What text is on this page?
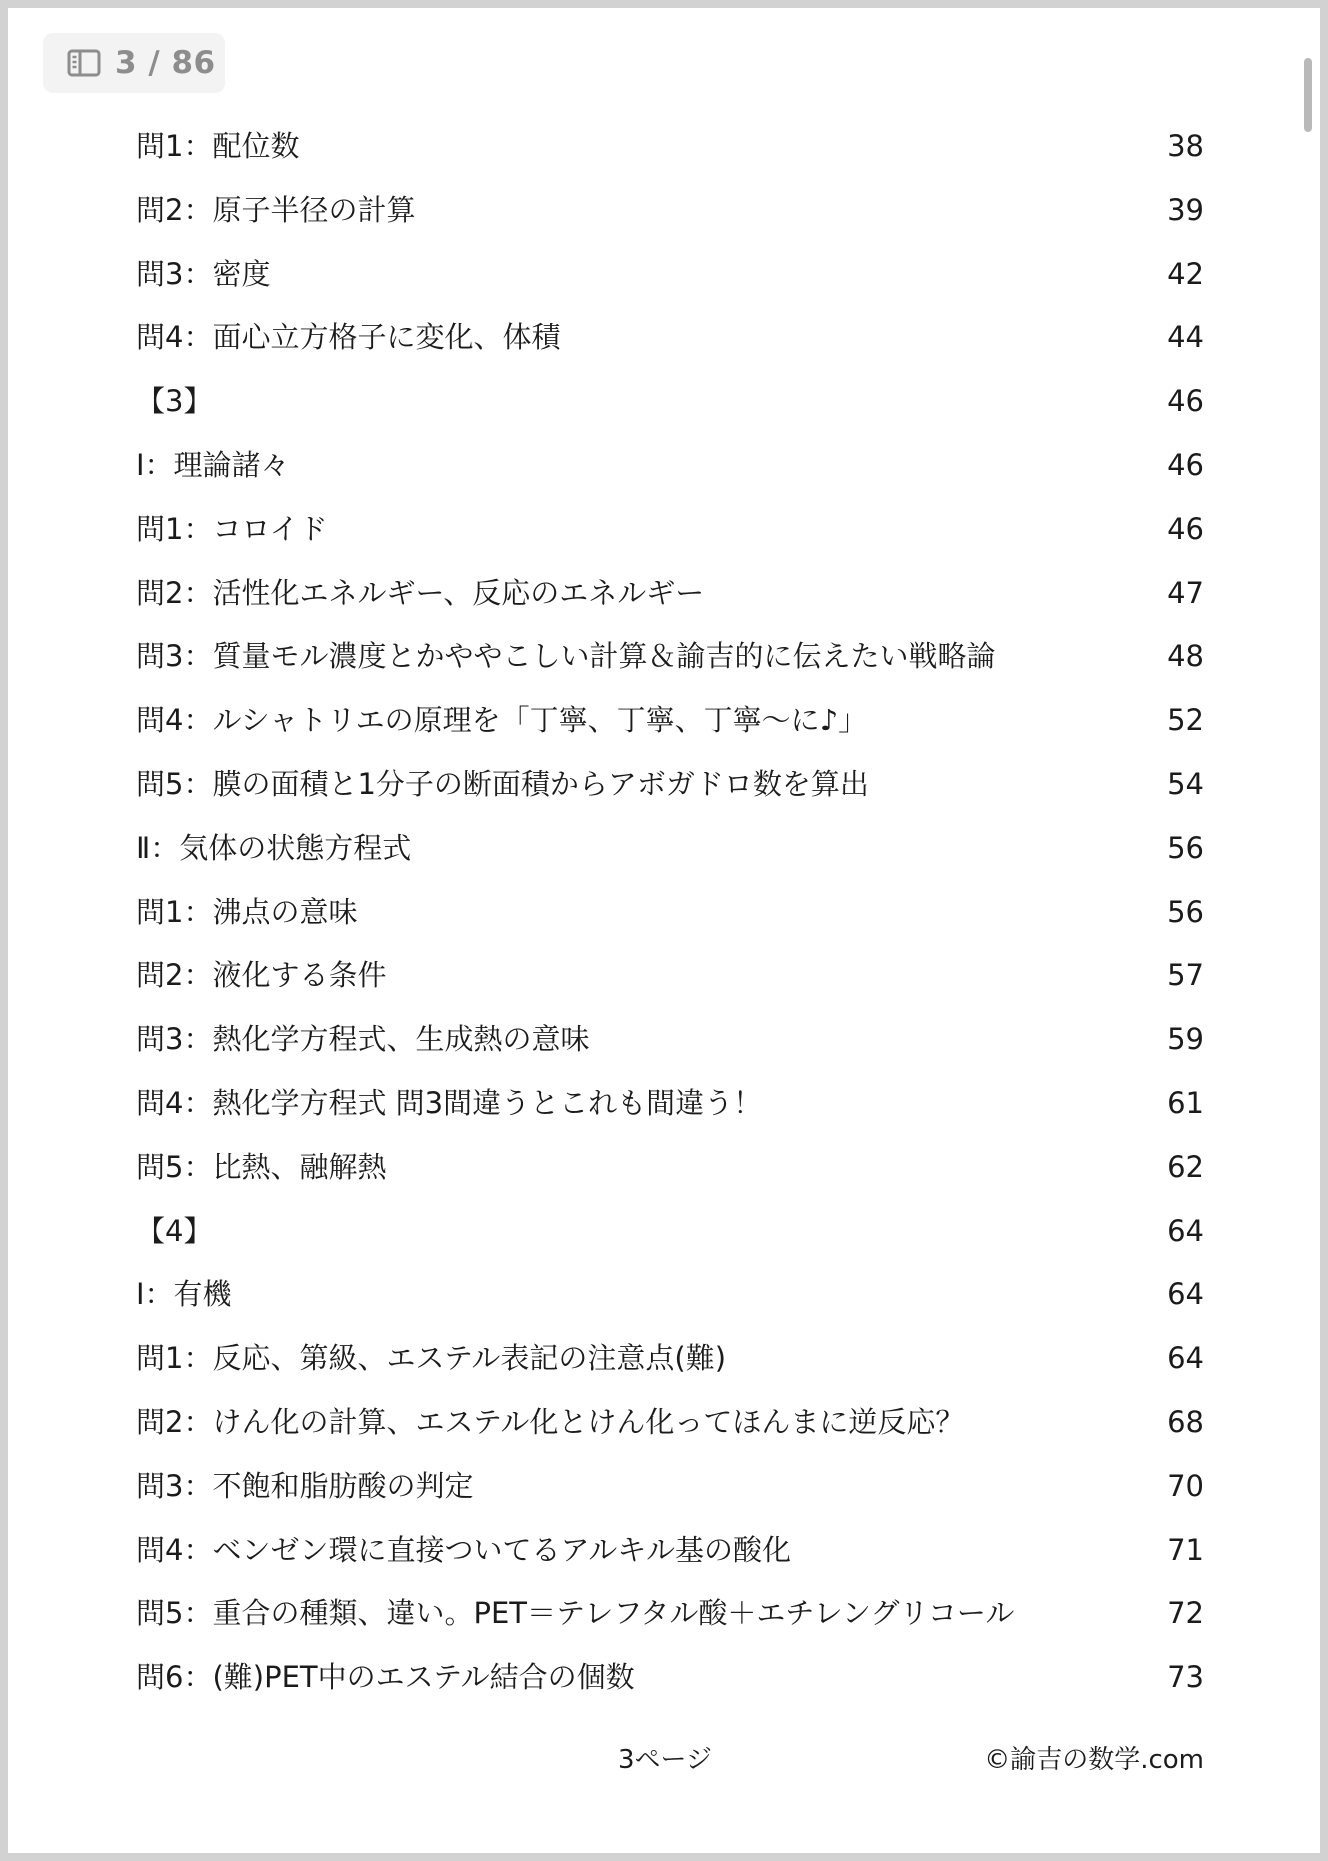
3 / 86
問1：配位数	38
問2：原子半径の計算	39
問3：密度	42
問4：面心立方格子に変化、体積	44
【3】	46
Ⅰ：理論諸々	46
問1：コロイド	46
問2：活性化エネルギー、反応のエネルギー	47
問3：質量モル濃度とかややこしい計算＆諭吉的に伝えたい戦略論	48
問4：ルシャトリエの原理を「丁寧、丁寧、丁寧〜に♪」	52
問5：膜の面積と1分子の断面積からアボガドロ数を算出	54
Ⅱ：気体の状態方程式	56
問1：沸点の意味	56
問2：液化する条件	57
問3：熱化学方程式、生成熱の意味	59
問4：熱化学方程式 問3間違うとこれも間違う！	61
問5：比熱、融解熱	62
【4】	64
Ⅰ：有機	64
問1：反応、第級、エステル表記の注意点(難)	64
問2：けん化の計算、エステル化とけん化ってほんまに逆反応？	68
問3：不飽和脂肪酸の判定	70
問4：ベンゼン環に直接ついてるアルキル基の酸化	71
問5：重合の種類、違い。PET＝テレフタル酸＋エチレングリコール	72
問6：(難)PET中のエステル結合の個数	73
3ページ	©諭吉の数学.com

---

● **WHAT THE TASK REQUIRES**: List each line of the entries that holds the string "熱化学方程式".

● **OUTPUT OF THE TASK**:
問3：熱化学方程式、生成熱の意味	59
問4：熱化学方程式 問3間違うとこれも間違う！	61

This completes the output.